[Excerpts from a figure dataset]
·····
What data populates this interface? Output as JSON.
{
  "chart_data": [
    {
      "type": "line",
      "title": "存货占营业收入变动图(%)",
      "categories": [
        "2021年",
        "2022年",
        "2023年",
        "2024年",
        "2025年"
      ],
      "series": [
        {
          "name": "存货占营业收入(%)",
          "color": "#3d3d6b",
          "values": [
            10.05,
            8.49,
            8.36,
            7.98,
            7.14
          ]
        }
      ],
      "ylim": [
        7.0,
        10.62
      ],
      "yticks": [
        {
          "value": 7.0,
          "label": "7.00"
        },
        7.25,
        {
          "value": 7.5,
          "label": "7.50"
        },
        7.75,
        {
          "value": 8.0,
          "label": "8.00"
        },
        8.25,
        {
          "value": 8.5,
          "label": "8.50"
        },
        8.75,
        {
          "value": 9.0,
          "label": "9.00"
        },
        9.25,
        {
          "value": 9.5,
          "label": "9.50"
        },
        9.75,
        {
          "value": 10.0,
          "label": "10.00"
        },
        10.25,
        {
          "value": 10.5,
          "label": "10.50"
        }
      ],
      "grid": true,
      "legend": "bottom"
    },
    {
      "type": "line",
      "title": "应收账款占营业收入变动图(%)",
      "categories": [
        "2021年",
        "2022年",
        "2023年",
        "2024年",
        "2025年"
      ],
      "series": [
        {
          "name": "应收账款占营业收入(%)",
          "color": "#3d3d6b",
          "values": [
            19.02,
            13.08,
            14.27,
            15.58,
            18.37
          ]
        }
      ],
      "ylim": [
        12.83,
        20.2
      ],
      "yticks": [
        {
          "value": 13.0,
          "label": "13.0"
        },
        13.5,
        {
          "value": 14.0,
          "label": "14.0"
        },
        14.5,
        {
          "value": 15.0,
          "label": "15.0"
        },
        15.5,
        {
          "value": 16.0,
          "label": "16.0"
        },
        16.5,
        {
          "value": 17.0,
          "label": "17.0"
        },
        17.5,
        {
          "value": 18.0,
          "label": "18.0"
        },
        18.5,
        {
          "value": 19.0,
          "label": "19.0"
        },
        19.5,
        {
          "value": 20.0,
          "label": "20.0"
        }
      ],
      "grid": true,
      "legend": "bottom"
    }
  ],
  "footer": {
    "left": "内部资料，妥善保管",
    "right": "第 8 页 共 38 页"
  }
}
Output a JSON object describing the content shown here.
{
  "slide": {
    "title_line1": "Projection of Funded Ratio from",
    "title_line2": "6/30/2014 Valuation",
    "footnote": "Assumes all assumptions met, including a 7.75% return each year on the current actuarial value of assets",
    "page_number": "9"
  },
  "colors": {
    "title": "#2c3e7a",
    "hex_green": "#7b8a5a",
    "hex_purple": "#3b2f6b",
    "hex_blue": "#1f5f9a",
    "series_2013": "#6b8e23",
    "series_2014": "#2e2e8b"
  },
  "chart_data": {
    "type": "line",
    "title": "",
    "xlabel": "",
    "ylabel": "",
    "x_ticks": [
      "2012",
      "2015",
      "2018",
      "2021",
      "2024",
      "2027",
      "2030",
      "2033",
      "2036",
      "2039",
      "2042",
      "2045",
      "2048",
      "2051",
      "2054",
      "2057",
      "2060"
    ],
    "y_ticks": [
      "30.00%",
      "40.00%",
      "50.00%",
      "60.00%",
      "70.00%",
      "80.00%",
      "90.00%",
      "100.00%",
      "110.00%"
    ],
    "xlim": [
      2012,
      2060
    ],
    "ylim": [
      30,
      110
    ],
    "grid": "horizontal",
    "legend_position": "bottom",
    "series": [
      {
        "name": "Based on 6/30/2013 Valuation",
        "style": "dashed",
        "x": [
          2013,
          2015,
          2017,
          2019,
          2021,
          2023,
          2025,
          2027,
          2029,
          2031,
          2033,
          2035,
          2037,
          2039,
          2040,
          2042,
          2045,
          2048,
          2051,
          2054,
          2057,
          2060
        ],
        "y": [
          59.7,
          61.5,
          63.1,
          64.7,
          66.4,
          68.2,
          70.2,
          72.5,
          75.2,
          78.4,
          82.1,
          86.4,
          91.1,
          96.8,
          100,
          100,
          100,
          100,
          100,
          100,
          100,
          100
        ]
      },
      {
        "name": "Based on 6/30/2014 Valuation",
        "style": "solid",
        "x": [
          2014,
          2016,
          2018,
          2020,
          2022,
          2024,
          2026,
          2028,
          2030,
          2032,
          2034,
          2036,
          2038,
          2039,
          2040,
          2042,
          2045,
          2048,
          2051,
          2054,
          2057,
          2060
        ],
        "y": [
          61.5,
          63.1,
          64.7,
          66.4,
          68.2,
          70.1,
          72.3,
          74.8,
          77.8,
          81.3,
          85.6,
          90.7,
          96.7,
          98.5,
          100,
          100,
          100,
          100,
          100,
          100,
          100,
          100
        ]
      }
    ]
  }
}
·····
» Work to be completed
Each record above should be output again exactly.

» Correct output
What data populates this interface? Output as JSON.
{
  "chart_data": [
    {
      "type": "line",
      "title": "存货占营业收入变动图(%)",
      "categories": [
        "2021年",
        "2022年",
        "2023年",
        "2024年",
        "2025年"
      ],
      "series": [
        {
          "name": "存货占营业收入(%)",
          "color": "#3d3d6b",
          "values": [
            10.05,
            8.49,
            8.36,
            7.98,
            7.14
          ]
        }
      ],
      "ylim": [
        7.0,
        10.62
      ],
      "yticks": [
        {
          "value": 7.0,
          "label": "7.00"
        },
        7.25,
        {
          "value": 7.5,
          "label": "7.50"
        },
        7.75,
        {
          "value": 8.0,
          "label": "8.00"
        },
        8.25,
        {
          "value": 8.5,
          "label": "8.50"
        },
        8.75,
        {
          "value": 9.0,
          "label": "9.00"
        },
        9.25,
        {
          "value": 9.5,
          "label": "9.50"
        },
        9.75,
        {
          "value": 10.0,
          "label": "10.00"
        },
        10.25,
        {
          "value": 10.5,
          "label": "10.50"
        }
      ],
      "grid": true,
      "legend": "bottom"
    },
    {
      "type": "line",
      "title": "应收账款占营业收入变动图(%)",
      "categories": [
        "2021年",
        "2022年",
        "2023年",
        "2024年",
        "2025年"
      ],
      "series": [
        {
          "name": "应收账款占营业收入(%)",
          "color": "#3d3d6b",
          "values": [
            19.02,
            13.08,
            14.27,
            15.58,
            18.37
          ]
        }
      ],
      "ylim": [
        12.83,
        20.2
      ],
      "yticks": [
        {
          "value": 13.0,
          "label": "13.0"
        },
        13.5,
        {
          "value": 14.0,
          "label": "14.0"
        },
        14.5,
        {
          "value": 15.0,
          "label": "15.0"
        },
        15.5,
        {
          "value": 16.0,
          "label": "16.0"
        },
        16.5,
        {
          "value": 17.0,
          "label": "17.0"
        },
        17.5,
        {
          "value": 18.0,
          "label": "18.0"
        },
        18.5,
        {
          "value": 19.0,
          "label": "19.0"
        },
        19.5,
        {
          "value": 20.0,
          "label": "20.0"
        }
      ],
      "grid": true,
      "legend": "bottom"
    }
  ],
  "footer": {
    "left": "内部资料，妥善保管",
    "right": "第 8 页 共 38 页"
  }
}
Output a JSON object describing the content shown here.
{
  "slide": {
    "title_line1": "Projection of Funded Ratio from",
    "title_line2": "6/30/2014 Valuation",
    "footnote": "Assumes all assumptions met, including a 7.75% return each year on the current actuarial value of assets",
    "page_number": "9"
  },
  "colors": {
    "title": "#2c3e7a",
    "hex_green": "#7b8a5a",
    "hex_purple": "#3b2f6b",
    "hex_blue": "#1f5f9a",
    "series_2013": "#6b8e23",
    "series_2014": "#2e2e8b"
  },
  "chart_data": {
    "type": "line",
    "title": "",
    "xlabel": "",
    "ylabel": "",
    "x_ticks": [
      "2012",
      "2015",
      "2018",
      "2021",
      "2024",
      "2027",
      "2030",
      "2033",
      "2036",
      "2039",
      "2042",
      "2045",
      "2048",
      "2051",
      "2054",
      "2057",
      "2060"
    ],
    "y_ticks": [
      "30.00%",
      "40.00%",
      "50.00%",
      "60.00%",
      "70.00%",
      "80.00%",
      "90.00%",
      "100.00%",
      "110.00%"
    ],
    "xlim": [
      2012,
      2060
    ],
    "ylim": [
      30,
      110
    ],
    "grid": "horizontal",
    "legend_position": "bottom",
    "series": [
      {
        "name": "Based on 6/30/2013 Valuation",
        "style": "dashed",
        "x": [
          2013,
          2015,
          2017,
          2019,
          2021,
          2023,
          2025,
          2027,
          2029,
          2031,
          2033,
          2035,
          2037,
          2039,
          2040,
          2042,
          2045,
          2048,
          2051,
          2054,
          2057,
          2060
        ],
        "y": [
          59.7,
          61.5,
          63.1,
          64.7,
          66.4,
          68.2,
          70.2,
          72.5,
          75.2,
          78.4,
          82.1,
          86.4,
          91.1,
          96.8,
          100,
          100,
          100,
          100,
          100,
          100,
          100,
          100
        ]
      },
      {
        "name": "Based on 6/30/2014 Valuation",
        "style": "solid",
        "x": [
          2014,
          2016,
          2018,
          2020,
          2022,
          2024,
          2026,
          2028,
          2030,
          2032,
          2034,
          2036,
          2038,
          2039,
          2040,
          2042,
          2045,
          2048,
          2051,
          2054,
          2057,
          2060
        ],
        "y": [
          61.5,
          63.1,
          64.7,
          66.4,
          68.2,
          70.1,
          72.3,
          74.8,
          77.8,
          81.3,
          85.6,
          90.7,
          96.7,
          98.5,
          100,
          100,
          100,
          100,
          100,
          100,
          100,
          100
        ]
      }
    ]
  }
}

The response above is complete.